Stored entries
-- start --

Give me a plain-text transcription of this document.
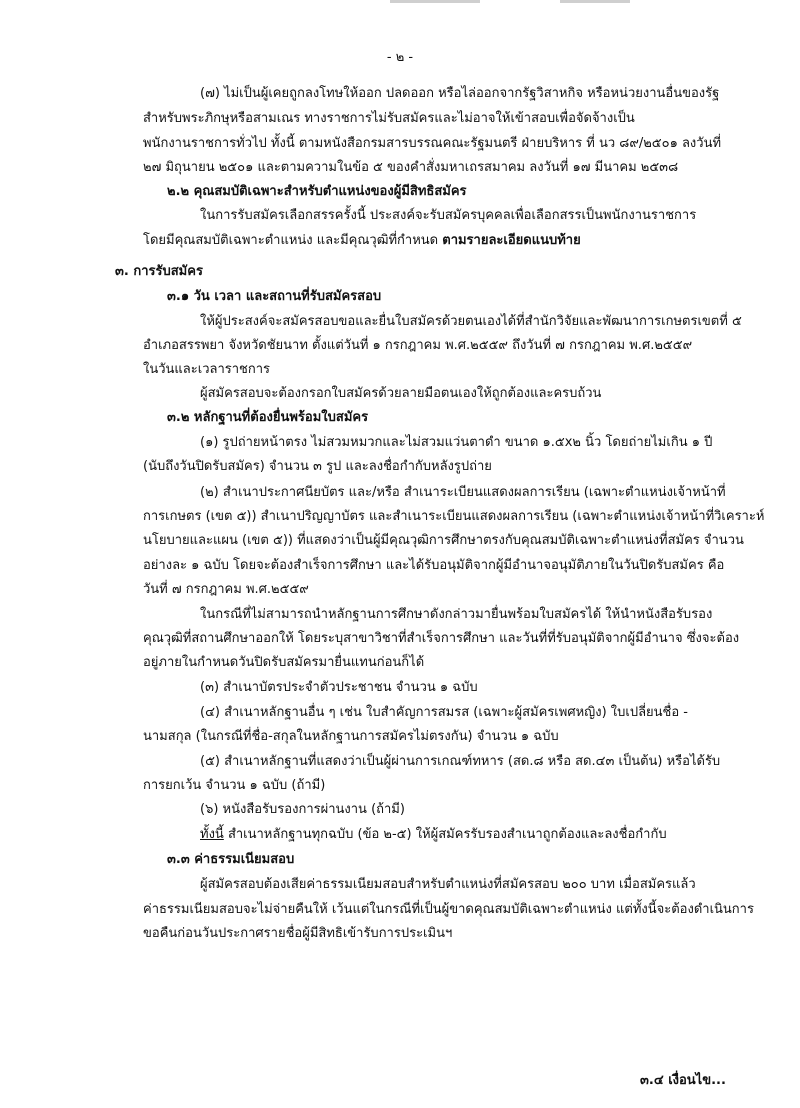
- ๒ -
(๗) ไม่เป็นผู้เคยถูกลงโทษให้ออก ปลดออก หรือไล่ออกจากรัฐวิสาหกิจ หรือหน่วยงานอื่นของรัฐ
สำหรับพระภิกษุหรือสามเณร ทางราชการไม่รับสมัครและไม่อาจให้เข้าสอบเพื่อจัดจ้างเป็น
พนักงานราชการทั่วไป ทั้งนี้ ตามหนังสือกรมสารบรรณคณะรัฐมนตรี ฝ่ายบริหาร ที่ นว ๘๙/๒๕๐๑ ลงวันที่
๒๗ มิถุนายน ๒๕๐๑ และตามความในข้อ ๕ ของคำสั่งมหาเถรสมาคม ลงวันที่ ๑๗ มีนาคม ๒๕๓๘
๒.๒ คุณสมบัติเฉพาะสำหรับตำแหน่งของผู้มีสิทธิสมัคร
ในการรับสมัครเลือกสรรครั้งนี้ ประสงค์จะรับสมัครบุคคลเพื่อเลือกสรรเป็นพนักงานราชการ
โดยมีคุณสมบัติเฉพาะตำแหน่ง และมีคุณวุฒิที่กำหนด ตามรายละเอียดแนบท้าย
๓. การรับสมัคร
๓.๑ วัน เวลา และสถานที่รับสมัครสอบ
ให้ผู้ประสงค์จะสมัครสอบขอและยื่นใบสมัครด้วยตนเองได้ที่สำนักวิจัยและพัฒนาการเกษตรเขตที่ ๕
อำเภอสรรพยา จังหวัดชัยนาท ตั้งแต่วันที่ ๑ กรกฎาคม พ.ศ.๒๕๕๙ ถึงวันที่ ๗ กรกฎาคม พ.ศ.๒๕๕๙
ในวันและเวลาราชการ
ผู้สมัครสอบจะต้องกรอกใบสมัครด้วยลายมือตนเองให้ถูกต้องและครบถ้วน
๓.๒ หลักฐานที่ต้องยื่นพร้อมใบสมัคร
(๑) รูปถ่ายหน้าตรง ไม่สวมหมวกและไม่สวมแว่นตาดำ ขนาด ๑.๕x๒ นิ้ว โดยถ่ายไม่เกิน ๑ ปี
(นับถึงวันปิดรับสมัคร) จำนวน ๓ รูป และลงชื่อกำกับหลังรูปถ่าย
(๒) สำเนาประกาศนียบัตร และ/หรือ สำเนาระเบียนแสดงผลการเรียน (เฉพาะตำแหน่งเจ้าหน้าที่
การเกษตร (เขต ๕)) สำเนาปริญญาบัตร และสำเนาระเบียนแสดงผลการเรียน (เฉพาะตำแหน่งเจ้าหน้าที่วิเคราะห์
นโยบายและแผน (เขต ๕)) ที่แสดงว่าเป็นผู้มีคุณวุฒิการศึกษาตรงกับคุณสมบัติเฉพาะตำแหน่งที่สมัคร จำนวน
อย่างละ ๑ ฉบับ โดยจะต้องสำเร็จการศึกษา และได้รับอนุมัติจากผู้มีอำนาจอนุมัติภายในวันปิดรับสมัคร คือ
วันที่ ๗ กรกฎาคม พ.ศ.๒๕๕๙
ในกรณีที่ไม่สามารถนำหลักฐานการศึกษาดังกล่าวมายื่นพร้อมใบสมัครได้ ให้นำหนังสือรับรอง
คุณวุฒิที่สถานศึกษาออกให้ โดยระบุสาขาวิชาที่สำเร็จการศึกษา และวันที่ที่รับอนุมัติจากผู้มีอำนาจ ซึ่งจะต้อง
อยู่ภายในกำหนดวันปิดรับสมัครมายื่นแทนก่อนก็ได้
(๓) สำเนาบัตรประจำตัวประชาชน จำนวน ๑ ฉบับ
(๔) สำเนาหลักฐานอื่น ๆ เช่น ใบสำคัญการสมรส (เฉพาะผู้สมัครเพศหญิง) ใบเปลี่ยนชื่อ -
นามสกุล (ในกรณีที่ชื่อ-สกุลในหลักฐานการสมัครไม่ตรงกัน) จำนวน ๑ ฉบับ
(๕) สำเนาหลักฐานที่แสดงว่าเป็นผู้ผ่านการเกณฑ์ทหาร (สด.๘ หรือ สด.๔๓ เป็นต้น) หรือได้รับ
การยกเว้น จำนวน ๑ ฉบับ (ถ้ามี)
(๖) หนังสือรับรองการผ่านงาน (ถ้ามี)
ทั้งนี้ สำเนาหลักฐานทุกฉบับ (ข้อ ๒-๕) ให้ผู้สมัครรับรองสำเนาถูกต้องและลงชื่อกำกับ
๓.๓ ค่าธรรมเนียมสอบ
ผู้สมัครสอบต้องเสียค่าธรรมเนียมสอบสำหรับตำแหน่งที่สมัครสอบ ๒๐๐ บาท เมื่อสมัครแล้ว
ค่าธรรมเนียมสอบจะไม่จ่ายคืนให้ เว้นแต่ในกรณีที่เป็นผู้ขาดคุณสมบัติเฉพาะตำแหน่ง แต่ทั้งนี้จะต้องดำเนินการ
ขอคืนก่อนวันประกาศรายชื่อผู้มีสิทธิเข้ารับการประเมินฯ
๓.๔ เงื่อนไข...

-- end --

**Task goal**. Quote the data above in full and without alteration; skip the pictures.

**Answer for the task**.
Give me a plain-text transcription of this document.
- ๒ -
(๗) ไม่เป็นผู้เคยถูกลงโทษให้ออก ปลดออก หรือไล่ออกจากรัฐวิสาหกิจ หรือหน่วยงานอื่นของรัฐ
สำหรับพระภิกษุหรือสามเณร ทางราชการไม่รับสมัครและไม่อาจให้เข้าสอบเพื่อจัดจ้างเป็น
พนักงานราชการทั่วไป ทั้งนี้ ตามหนังสือกรมสารบรรณคณะรัฐมนตรี ฝ่ายบริหาร ที่ นว ๘๙/๒๕๐๑ ลงวันที่
๒๗ มิถุนายน ๒๕๐๑ และตามความในข้อ ๕ ของคำสั่งมหาเถรสมาคม ลงวันที่ ๑๗ มีนาคม ๒๕๓๘
๒.๒ คุณสมบัติเฉพาะสำหรับตำแหน่งของผู้มีสิทธิสมัคร
ในการรับสมัครเลือกสรรครั้งนี้ ประสงค์จะรับสมัครบุคคลเพื่อเลือกสรรเป็นพนักงานราชการ
โดยมีคุณสมบัติเฉพาะตำแหน่ง และมีคุณวุฒิที่กำหนด ตามรายละเอียดแนบท้าย
๓. การรับสมัคร
๓.๑ วัน เวลา และสถานที่รับสมัครสอบ
ให้ผู้ประสงค์จะสมัครสอบขอและยื่นใบสมัครด้วยตนเองได้ที่สำนักวิจัยและพัฒนาการเกษตรเขตที่ ๕
อำเภอสรรพยา จังหวัดชัยนาท ตั้งแต่วันที่ ๑ กรกฎาคม พ.ศ.๒๕๕๙ ถึงวันที่ ๗ กรกฎาคม พ.ศ.๒๕๕๙
ในวันและเวลาราชการ
ผู้สมัครสอบจะต้องกรอกใบสมัครด้วยลายมือตนเองให้ถูกต้องและครบถ้วน
๓.๒ หลักฐานที่ต้องยื่นพร้อมใบสมัคร
(๑) รูปถ่ายหน้าตรง ไม่สวมหมวกและไม่สวมแว่นตาดำ ขนาด ๑.๕x๒ นิ้ว โดยถ่ายไม่เกิน ๑ ปี
(นับถึงวันปิดรับสมัคร) จำนวน ๓ รูป และลงชื่อกำกับหลังรูปถ่าย
(๒) สำเนาประกาศนียบัตร และ/หรือ สำเนาระเบียนแสดงผลการเรียน (เฉพาะตำแหน่งเจ้าหน้าที่
การเกษตร (เขต ๕)) สำเนาปริญญาบัตร และสำเนาระเบียนแสดงผลการเรียน (เฉพาะตำแหน่งเจ้าหน้าที่วิเคราะห์
นโยบายและแผน (เขต ๕)) ที่แสดงว่าเป็นผู้มีคุณวุฒิการศึกษาตรงกับคุณสมบัติเฉพาะตำแหน่งที่สมัคร จำนวน
อย่างละ ๑ ฉบับ โดยจะต้องสำเร็จการศึกษา และได้รับอนุมัติจากผู้มีอำนาจอนุมัติภายในวันปิดรับสมัคร คือ
วันที่ ๗ กรกฎาคม พ.ศ.๒๕๕๙
ในกรณีที่ไม่สามารถนำหลักฐานการศึกษาดังกล่าวมายื่นพร้อมใบสมัครได้ ให้นำหนังสือรับรอง
คุณวุฒิที่สถานศึกษาออกให้ โดยระบุสาขาวิชาที่สำเร็จการศึกษา และวันที่ที่รับอนุมัติจากผู้มีอำนาจ ซึ่งจะต้อง
อยู่ภายในกำหนดวันปิดรับสมัครมายื่นแทนก่อนก็ได้
(๓) สำเนาบัตรประจำตัวประชาชน จำนวน ๑ ฉบับ
(๔) สำเนาหลักฐานอื่น ๆ เช่น ใบสำคัญการสมรส (เฉพาะผู้สมัครเพศหญิง) ใบเปลี่ยนชื่อ -
นามสกุล (ในกรณีที่ชื่อ-สกุลในหลักฐานการสมัครไม่ตรงกัน) จำนวน ๑ ฉบับ
(๕) สำเนาหลักฐานที่แสดงว่าเป็นผู้ผ่านการเกณฑ์ทหาร (สด.๘ หรือ สด.๔๓ เป็นต้น) หรือได้รับ
การยกเว้น จำนวน ๑ ฉบับ (ถ้ามี)
(๖) หนังสือรับรองการผ่านงาน (ถ้ามี)
ทั้งนี้ สำเนาหลักฐานทุกฉบับ (ข้อ ๒-๕) ให้ผู้สมัครรับรองสำเนาถูกต้องและลงชื่อกำกับ
๓.๓ ค่าธรรมเนียมสอบ
ผู้สมัครสอบต้องเสียค่าธรรมเนียมสอบสำหรับตำแหน่งที่สมัครสอบ ๒๐๐ บาท เมื่อสมัครแล้ว
ค่าธรรมเนียมสอบจะไม่จ่ายคืนให้ เว้นแต่ในกรณีที่เป็นผู้ขาดคุณสมบัติเฉพาะตำแหน่ง แต่ทั้งนี้จะต้องดำเนินการ
ขอคืนก่อนวันประกาศรายชื่อผู้มีสิทธิเข้ารับการประเมินฯ
๓.๔ เงื่อนไข...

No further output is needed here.